Output all lines exactly, with nothing added or dropped.

- - - - - - -

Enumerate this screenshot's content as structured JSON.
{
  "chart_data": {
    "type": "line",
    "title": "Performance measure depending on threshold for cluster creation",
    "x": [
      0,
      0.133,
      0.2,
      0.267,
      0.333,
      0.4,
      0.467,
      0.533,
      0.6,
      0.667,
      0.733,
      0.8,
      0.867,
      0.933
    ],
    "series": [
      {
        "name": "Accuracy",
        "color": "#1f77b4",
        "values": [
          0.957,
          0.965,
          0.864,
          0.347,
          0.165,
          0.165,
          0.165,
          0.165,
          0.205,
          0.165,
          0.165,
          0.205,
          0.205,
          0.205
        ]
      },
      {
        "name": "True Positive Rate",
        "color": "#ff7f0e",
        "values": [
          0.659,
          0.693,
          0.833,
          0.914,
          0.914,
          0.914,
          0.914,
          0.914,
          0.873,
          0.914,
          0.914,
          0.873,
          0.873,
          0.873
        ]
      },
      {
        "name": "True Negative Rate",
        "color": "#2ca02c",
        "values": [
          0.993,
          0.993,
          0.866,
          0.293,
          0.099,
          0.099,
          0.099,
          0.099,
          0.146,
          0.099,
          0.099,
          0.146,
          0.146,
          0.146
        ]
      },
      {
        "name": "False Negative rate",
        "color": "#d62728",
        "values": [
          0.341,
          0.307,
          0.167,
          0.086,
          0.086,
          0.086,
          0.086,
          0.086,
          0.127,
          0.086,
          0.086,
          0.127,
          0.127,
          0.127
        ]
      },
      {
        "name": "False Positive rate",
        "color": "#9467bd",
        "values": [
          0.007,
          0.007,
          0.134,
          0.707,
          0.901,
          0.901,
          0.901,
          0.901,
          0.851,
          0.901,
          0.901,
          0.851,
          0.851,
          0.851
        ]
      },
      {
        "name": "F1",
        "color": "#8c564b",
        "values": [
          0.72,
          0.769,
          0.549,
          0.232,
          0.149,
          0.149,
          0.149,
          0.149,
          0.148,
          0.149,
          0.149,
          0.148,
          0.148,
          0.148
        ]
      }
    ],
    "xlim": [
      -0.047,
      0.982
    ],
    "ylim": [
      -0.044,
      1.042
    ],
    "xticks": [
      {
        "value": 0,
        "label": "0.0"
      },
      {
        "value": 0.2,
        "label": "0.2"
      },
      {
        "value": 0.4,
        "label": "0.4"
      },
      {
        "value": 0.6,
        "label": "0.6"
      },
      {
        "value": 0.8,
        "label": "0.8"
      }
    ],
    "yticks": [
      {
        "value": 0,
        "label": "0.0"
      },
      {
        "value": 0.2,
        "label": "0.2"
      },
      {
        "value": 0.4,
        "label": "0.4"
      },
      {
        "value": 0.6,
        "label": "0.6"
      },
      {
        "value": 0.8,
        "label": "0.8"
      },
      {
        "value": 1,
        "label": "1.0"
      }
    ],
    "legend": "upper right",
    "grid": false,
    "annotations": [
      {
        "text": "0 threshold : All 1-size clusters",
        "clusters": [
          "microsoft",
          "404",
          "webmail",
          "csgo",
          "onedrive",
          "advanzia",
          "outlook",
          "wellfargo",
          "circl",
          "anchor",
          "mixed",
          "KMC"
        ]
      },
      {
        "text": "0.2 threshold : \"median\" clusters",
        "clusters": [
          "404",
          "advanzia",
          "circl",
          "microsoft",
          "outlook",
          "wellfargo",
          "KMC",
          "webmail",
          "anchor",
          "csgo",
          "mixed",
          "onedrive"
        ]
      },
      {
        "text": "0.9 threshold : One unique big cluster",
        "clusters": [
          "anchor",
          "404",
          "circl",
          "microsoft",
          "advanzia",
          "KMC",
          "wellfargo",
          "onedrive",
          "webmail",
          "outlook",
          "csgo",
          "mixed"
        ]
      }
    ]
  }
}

- - - - - - -

- _Completed exercise_:
Enumerate this screenshot's content as structured JSON.
{
  "chart_data": {
    "type": "line",
    "title": "Performance measure depending on threshold for cluster creation",
    "x": [
      0,
      0.133,
      0.2,
      0.267,
      0.333,
      0.4,
      0.467,
      0.533,
      0.6,
      0.667,
      0.733,
      0.8,
      0.867,
      0.933
    ],
    "series": [
      {
        "name": "Accuracy",
        "color": "#1f77b4",
        "values": [
          0.957,
          0.965,
          0.864,
          0.347,
          0.165,
          0.165,
          0.165,
          0.165,
          0.205,
          0.165,
          0.165,
          0.205,
          0.205,
          0.205
        ]
      },
      {
        "name": "True Positive Rate",
        "color": "#ff7f0e",
        "values": [
          0.659,
          0.693,
          0.833,
          0.914,
          0.914,
          0.914,
          0.914,
          0.914,
          0.873,
          0.914,
          0.914,
          0.873,
          0.873,
          0.873
        ]
      },
      {
        "name": "True Negative Rate",
        "color": "#2ca02c",
        "values": [
          0.993,
          0.993,
          0.866,
          0.293,
          0.099,
          0.099,
          0.099,
          0.099,
          0.146,
          0.099,
          0.099,
          0.146,
          0.146,
          0.146
        ]
      },
      {
        "name": "False Negative rate",
        "color": "#d62728",
        "values": [
          0.341,
          0.307,
          0.167,
          0.086,
          0.086,
          0.086,
          0.086,
          0.086,
          0.127,
          0.086,
          0.086,
          0.127,
          0.127,
          0.127
        ]
      },
      {
        "name": "False Positive rate",
        "color": "#9467bd",
        "values": [
          0.007,
          0.007,
          0.134,
          0.707,
          0.901,
          0.901,
          0.901,
          0.901,
          0.851,
          0.901,
          0.901,
          0.851,
          0.851,
          0.851
        ]
      },
      {
        "name": "F1",
        "color": "#8c564b",
        "values": [
          0.72,
          0.769,
          0.549,
          0.232,
          0.149,
          0.149,
          0.149,
          0.149,
          0.148,
          0.149,
          0.149,
          0.148,
          0.148,
          0.148
        ]
      }
    ],
    "xlim": [
      -0.047,
      0.982
    ],
    "ylim": [
      -0.044,
      1.042
    ],
    "xticks": [
      {
        "value": 0,
        "label": "0.0"
      },
      {
        "value": 0.2,
        "label": "0.2"
      },
      {
        "value": 0.4,
        "label": "0.4"
      },
      {
        "value": 0.6,
        "label": "0.6"
      },
      {
        "value": 0.8,
        "label": "0.8"
      }
    ],
    "yticks": [
      {
        "value": 0,
        "label": "0.0"
      },
      {
        "value": 0.2,
        "label": "0.2"
      },
      {
        "value": 0.4,
        "label": "0.4"
      },
      {
        "value": 0.6,
        "label": "0.6"
      },
      {
        "value": 0.8,
        "label": "0.8"
      },
      {
        "value": 1,
        "label": "1.0"
      }
    ],
    "legend": "upper right",
    "grid": false,
    "annotations": [
      {
        "text": "0 threshold : All 1-size clusters",
        "clusters": [
          "microsoft",
          "404",
          "webmail",
          "csgo",
          "onedrive",
          "advanzia",
          "outlook",
          "wellfargo",
          "circl",
          "anchor",
          "mixed",
          "KMC"
        ]
      },
      {
        "text": "0.2 threshold : \"median\" clusters",
        "clusters": [
          "404",
          "advanzia",
          "circl",
          "microsoft",
          "outlook",
          "wellfargo",
          "KMC",
          "webmail",
          "anchor",
          "csgo",
          "mixed",
          "onedrive"
        ]
      },
      {
        "text": "0.9 threshold : One unique big cluster",
        "clusters": [
          "anchor",
          "404",
          "circl",
          "microsoft",
          "advanzia",
          "KMC",
          "wellfargo",
          "onedrive",
          "webmail",
          "outlook",
          "csgo",
          "mixed"
        ]
      }
    ]
  }
}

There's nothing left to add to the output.